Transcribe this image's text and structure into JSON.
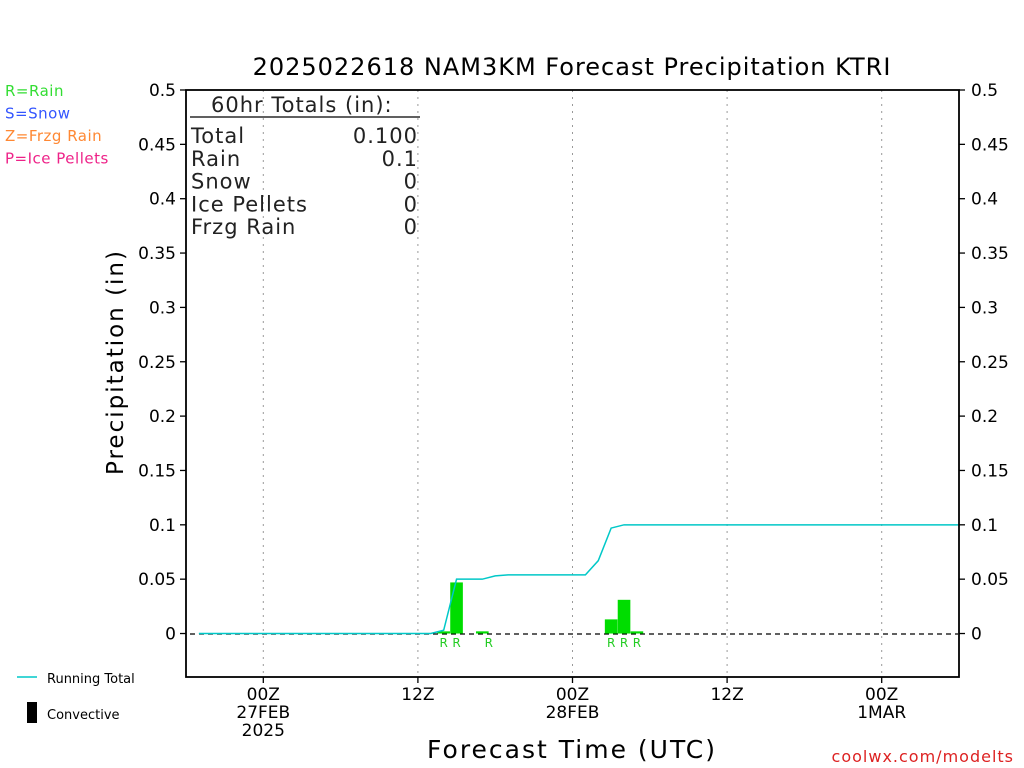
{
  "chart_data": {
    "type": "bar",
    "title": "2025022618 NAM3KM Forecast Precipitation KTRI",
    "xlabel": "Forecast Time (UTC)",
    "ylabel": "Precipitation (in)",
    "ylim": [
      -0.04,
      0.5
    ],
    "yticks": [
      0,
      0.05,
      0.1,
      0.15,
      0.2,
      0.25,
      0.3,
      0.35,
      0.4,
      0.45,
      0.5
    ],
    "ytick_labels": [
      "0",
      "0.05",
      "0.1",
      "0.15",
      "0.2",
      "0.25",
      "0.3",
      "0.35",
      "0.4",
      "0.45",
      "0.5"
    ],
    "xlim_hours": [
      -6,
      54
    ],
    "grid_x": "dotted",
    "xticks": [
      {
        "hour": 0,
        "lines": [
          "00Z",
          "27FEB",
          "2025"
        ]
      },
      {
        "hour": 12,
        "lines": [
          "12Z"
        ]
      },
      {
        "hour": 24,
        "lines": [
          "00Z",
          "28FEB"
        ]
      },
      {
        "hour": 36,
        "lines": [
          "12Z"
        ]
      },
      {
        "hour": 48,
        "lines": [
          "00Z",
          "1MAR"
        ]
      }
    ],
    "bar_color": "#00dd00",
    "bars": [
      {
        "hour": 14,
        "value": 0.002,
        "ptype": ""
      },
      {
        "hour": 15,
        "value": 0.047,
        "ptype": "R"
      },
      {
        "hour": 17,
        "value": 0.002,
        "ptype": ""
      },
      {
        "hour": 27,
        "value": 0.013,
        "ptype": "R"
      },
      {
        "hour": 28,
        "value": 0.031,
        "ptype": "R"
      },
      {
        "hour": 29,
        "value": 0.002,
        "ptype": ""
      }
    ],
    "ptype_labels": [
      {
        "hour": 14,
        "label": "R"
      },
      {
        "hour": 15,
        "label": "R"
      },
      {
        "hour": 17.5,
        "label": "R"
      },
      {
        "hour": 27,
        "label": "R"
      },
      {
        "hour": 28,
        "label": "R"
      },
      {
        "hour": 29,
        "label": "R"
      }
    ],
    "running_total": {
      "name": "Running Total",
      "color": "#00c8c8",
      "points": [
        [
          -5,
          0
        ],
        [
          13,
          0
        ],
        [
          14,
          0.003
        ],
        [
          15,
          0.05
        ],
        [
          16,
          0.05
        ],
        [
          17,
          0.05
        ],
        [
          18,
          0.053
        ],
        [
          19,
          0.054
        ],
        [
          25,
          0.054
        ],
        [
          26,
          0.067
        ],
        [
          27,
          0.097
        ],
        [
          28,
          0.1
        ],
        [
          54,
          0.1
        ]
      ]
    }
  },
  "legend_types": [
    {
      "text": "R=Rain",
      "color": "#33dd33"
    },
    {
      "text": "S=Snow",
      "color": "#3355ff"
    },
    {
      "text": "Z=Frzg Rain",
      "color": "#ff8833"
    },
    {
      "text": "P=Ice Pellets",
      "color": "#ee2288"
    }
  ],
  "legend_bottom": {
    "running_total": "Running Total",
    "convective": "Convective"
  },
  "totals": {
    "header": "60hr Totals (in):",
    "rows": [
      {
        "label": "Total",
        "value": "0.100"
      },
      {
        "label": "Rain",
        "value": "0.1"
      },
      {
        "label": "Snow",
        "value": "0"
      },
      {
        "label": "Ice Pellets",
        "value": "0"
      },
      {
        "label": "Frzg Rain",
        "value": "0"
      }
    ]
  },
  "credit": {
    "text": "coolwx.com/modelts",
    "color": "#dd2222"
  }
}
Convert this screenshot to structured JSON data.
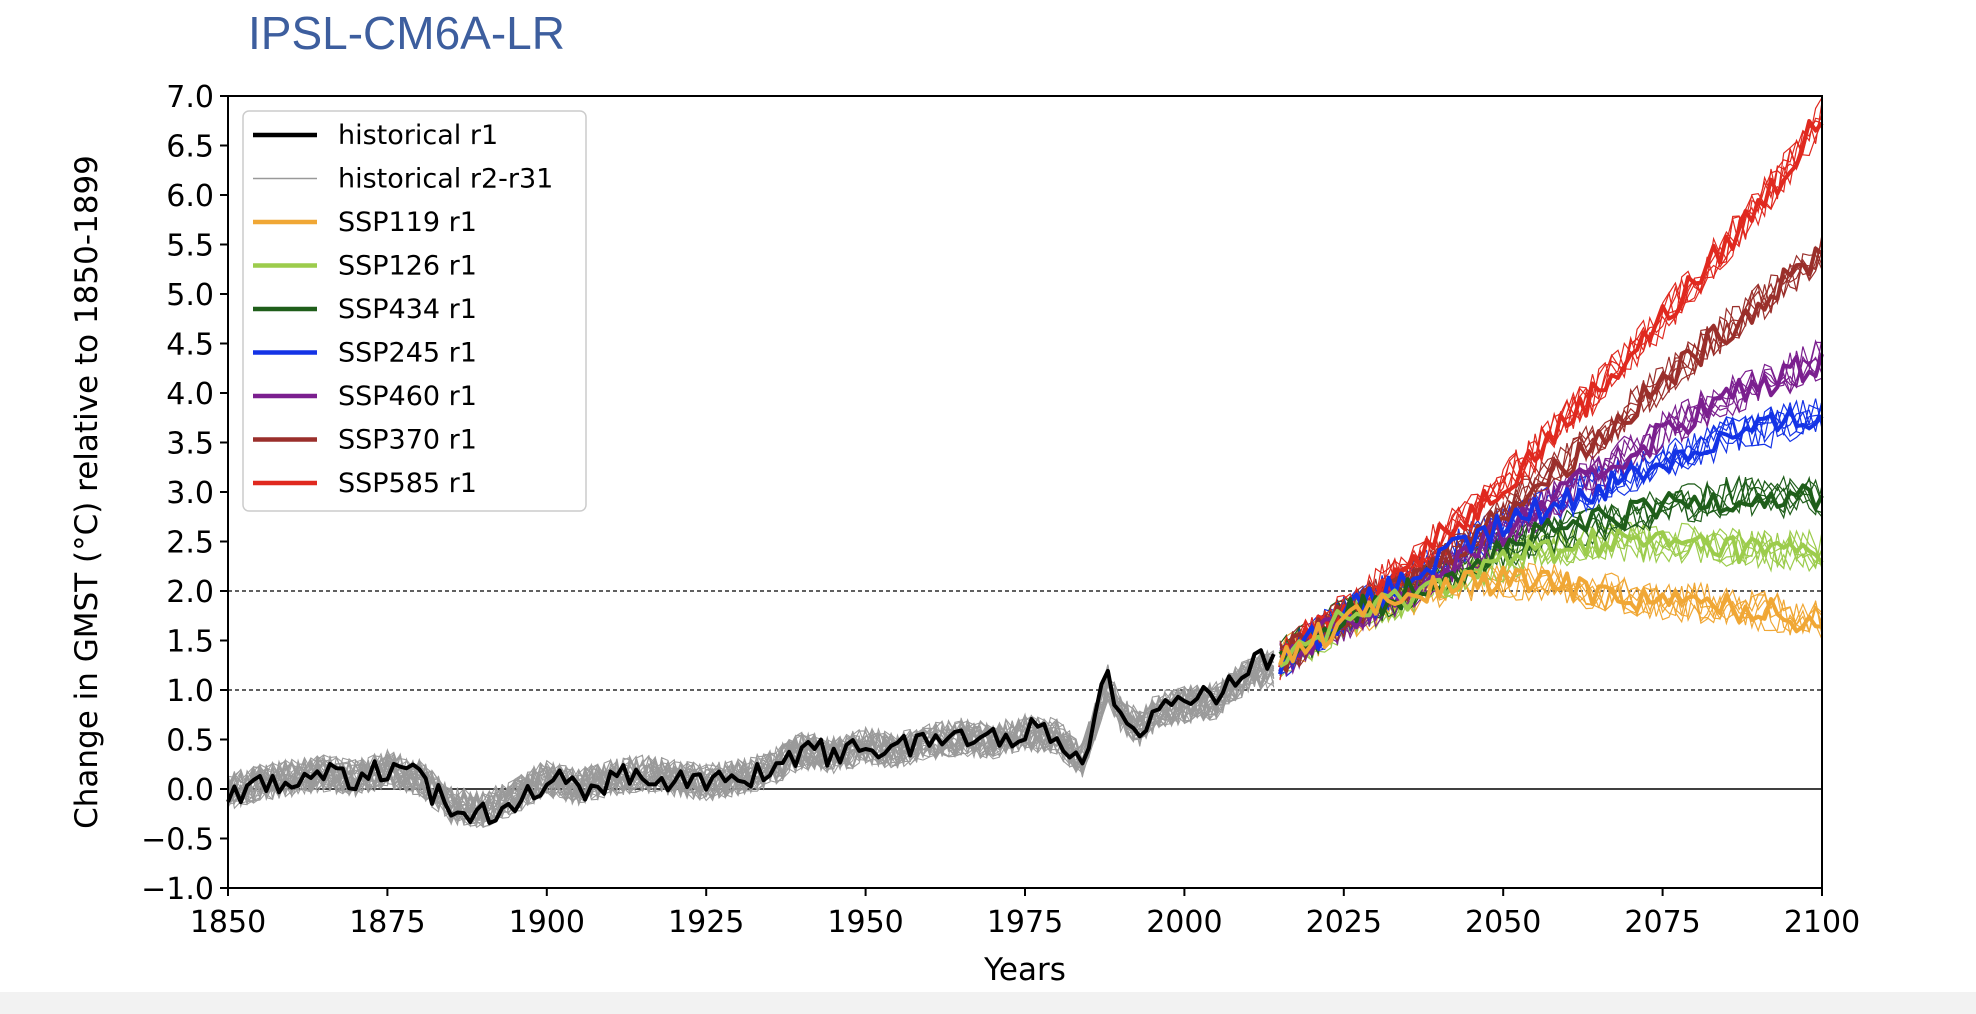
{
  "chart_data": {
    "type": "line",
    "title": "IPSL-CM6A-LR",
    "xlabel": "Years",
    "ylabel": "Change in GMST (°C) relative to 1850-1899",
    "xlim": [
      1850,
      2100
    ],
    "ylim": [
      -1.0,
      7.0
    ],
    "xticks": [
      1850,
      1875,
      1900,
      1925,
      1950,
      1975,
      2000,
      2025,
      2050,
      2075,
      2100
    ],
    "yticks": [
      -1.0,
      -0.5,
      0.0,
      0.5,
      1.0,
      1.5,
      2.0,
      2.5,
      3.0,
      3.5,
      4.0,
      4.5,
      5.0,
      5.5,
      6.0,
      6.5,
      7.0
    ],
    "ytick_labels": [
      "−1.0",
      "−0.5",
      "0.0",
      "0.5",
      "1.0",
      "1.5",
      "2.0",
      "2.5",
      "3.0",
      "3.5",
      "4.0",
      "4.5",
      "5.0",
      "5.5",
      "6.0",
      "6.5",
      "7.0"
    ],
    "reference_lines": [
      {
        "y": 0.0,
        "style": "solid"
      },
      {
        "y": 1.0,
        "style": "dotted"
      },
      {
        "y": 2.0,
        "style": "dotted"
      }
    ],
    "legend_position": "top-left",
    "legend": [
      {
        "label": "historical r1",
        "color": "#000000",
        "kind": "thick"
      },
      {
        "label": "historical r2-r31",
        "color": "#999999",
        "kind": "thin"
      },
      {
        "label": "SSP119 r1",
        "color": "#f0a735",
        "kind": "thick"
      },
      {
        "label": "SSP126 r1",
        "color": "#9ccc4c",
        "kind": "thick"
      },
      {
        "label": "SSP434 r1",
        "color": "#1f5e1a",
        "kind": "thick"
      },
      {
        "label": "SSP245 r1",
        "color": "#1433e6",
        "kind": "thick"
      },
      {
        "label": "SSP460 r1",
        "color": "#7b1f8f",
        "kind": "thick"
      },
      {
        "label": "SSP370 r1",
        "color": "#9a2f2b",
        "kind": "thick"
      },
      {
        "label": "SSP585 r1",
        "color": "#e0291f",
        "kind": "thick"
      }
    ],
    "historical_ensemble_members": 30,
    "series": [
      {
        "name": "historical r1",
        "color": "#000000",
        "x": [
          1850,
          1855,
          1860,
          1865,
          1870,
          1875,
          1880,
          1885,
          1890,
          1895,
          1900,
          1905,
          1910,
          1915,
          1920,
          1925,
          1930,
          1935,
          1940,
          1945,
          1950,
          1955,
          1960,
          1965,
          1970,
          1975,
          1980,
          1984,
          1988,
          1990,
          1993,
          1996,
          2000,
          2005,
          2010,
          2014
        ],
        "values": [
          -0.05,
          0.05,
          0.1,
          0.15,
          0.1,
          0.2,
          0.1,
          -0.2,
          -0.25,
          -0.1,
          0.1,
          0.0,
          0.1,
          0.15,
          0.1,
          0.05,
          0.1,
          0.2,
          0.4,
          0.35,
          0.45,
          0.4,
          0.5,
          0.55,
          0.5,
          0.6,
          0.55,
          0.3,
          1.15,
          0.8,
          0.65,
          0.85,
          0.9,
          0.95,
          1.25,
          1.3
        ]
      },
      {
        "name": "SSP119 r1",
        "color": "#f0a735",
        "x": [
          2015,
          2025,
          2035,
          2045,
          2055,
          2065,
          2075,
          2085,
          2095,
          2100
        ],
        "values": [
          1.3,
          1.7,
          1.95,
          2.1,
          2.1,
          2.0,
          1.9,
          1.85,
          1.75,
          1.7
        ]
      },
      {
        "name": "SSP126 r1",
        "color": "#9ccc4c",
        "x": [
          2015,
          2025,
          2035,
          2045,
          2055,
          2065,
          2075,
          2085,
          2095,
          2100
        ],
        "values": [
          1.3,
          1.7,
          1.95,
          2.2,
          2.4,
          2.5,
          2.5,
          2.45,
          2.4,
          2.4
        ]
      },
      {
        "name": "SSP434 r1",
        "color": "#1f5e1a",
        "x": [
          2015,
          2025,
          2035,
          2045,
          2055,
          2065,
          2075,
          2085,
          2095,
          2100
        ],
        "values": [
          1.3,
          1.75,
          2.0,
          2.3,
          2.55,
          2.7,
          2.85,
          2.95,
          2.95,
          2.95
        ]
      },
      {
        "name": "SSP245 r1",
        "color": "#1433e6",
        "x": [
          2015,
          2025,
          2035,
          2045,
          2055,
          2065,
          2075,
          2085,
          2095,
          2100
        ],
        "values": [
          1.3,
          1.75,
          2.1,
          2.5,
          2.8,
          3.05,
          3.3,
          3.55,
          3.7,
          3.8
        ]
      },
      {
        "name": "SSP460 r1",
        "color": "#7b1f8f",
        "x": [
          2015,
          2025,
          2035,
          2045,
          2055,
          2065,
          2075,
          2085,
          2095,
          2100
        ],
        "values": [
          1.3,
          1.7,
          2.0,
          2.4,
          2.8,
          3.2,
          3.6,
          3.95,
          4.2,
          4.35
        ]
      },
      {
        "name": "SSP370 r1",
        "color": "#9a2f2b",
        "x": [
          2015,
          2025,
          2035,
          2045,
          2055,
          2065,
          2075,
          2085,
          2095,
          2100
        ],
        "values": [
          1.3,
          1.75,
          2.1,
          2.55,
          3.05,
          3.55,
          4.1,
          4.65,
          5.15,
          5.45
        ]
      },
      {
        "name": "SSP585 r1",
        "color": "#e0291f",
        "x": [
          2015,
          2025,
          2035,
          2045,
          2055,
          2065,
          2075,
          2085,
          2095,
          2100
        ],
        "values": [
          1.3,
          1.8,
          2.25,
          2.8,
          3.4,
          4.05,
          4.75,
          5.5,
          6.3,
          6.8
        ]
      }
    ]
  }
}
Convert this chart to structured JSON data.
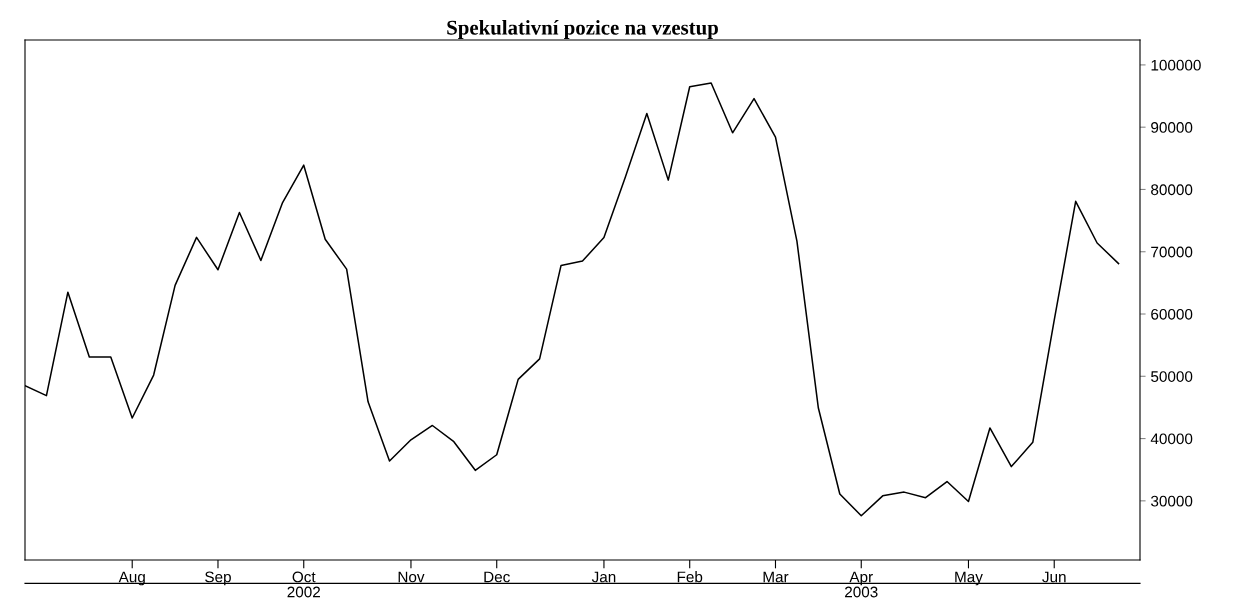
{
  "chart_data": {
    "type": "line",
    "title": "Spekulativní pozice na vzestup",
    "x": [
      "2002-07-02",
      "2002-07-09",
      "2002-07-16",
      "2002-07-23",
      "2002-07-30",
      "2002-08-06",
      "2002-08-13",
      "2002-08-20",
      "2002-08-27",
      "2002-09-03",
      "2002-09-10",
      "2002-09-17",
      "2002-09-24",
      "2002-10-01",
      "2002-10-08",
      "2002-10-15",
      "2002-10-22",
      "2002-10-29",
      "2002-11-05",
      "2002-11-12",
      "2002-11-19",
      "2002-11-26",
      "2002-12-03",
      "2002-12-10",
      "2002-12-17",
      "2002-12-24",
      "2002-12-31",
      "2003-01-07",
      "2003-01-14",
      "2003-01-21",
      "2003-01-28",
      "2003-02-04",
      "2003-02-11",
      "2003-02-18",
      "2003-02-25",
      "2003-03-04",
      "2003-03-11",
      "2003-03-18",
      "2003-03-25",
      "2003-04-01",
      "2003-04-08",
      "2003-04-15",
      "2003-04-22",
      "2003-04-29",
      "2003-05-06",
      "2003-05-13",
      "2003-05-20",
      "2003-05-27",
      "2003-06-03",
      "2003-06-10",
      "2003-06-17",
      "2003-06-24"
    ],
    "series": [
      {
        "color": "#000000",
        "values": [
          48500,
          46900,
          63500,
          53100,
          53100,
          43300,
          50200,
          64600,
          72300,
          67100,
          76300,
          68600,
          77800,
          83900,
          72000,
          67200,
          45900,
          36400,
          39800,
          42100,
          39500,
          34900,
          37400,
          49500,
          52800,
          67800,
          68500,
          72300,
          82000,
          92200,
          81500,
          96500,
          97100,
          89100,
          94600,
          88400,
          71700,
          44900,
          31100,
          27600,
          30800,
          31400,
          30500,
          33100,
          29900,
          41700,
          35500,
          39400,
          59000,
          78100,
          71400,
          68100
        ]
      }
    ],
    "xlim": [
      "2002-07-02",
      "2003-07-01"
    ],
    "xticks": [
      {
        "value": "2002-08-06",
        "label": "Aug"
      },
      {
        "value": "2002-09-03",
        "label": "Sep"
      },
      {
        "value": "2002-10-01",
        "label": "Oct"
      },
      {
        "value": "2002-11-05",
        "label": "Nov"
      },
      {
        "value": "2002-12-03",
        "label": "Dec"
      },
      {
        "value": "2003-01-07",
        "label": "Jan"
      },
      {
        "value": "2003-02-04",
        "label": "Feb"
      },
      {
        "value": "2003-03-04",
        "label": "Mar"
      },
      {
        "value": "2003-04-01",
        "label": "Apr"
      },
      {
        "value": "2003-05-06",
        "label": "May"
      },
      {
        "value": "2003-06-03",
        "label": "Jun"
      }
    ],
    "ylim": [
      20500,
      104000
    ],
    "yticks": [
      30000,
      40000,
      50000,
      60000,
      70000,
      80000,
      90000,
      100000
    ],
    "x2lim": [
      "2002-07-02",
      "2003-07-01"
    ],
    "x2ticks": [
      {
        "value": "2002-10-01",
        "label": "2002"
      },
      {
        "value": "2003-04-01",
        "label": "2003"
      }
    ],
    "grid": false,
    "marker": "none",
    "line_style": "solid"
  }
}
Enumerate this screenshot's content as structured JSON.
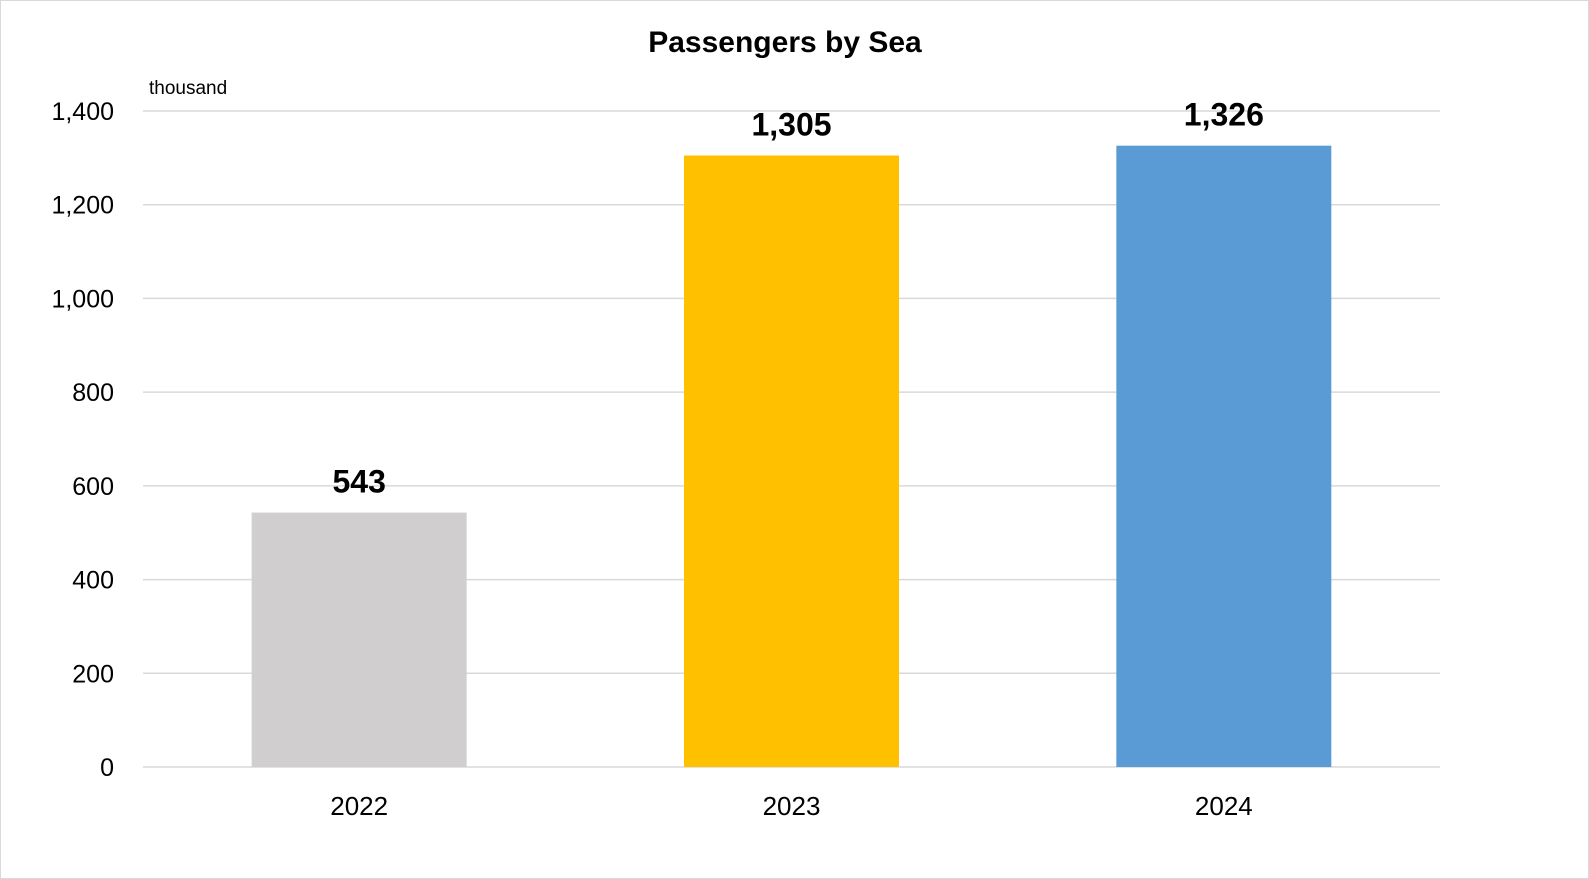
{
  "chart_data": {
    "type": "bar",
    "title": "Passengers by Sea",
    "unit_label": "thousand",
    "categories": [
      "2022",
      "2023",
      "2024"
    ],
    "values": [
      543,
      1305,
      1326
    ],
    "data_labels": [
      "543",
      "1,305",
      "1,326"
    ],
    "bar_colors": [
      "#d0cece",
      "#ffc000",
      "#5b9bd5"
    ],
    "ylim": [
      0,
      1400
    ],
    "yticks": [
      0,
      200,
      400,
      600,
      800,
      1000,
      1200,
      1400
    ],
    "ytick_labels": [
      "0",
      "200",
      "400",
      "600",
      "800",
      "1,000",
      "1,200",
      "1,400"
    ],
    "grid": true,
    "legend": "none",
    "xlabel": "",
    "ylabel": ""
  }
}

> _EXERCISE BRIEF_
Return each line in the records that holds the string "Forecast".

> _FINAL RESULT_
    "title": "2025022618 NAM3KM Forecast Precipitation KTRI",
    "xlabel": "Forecast Time (UTC)",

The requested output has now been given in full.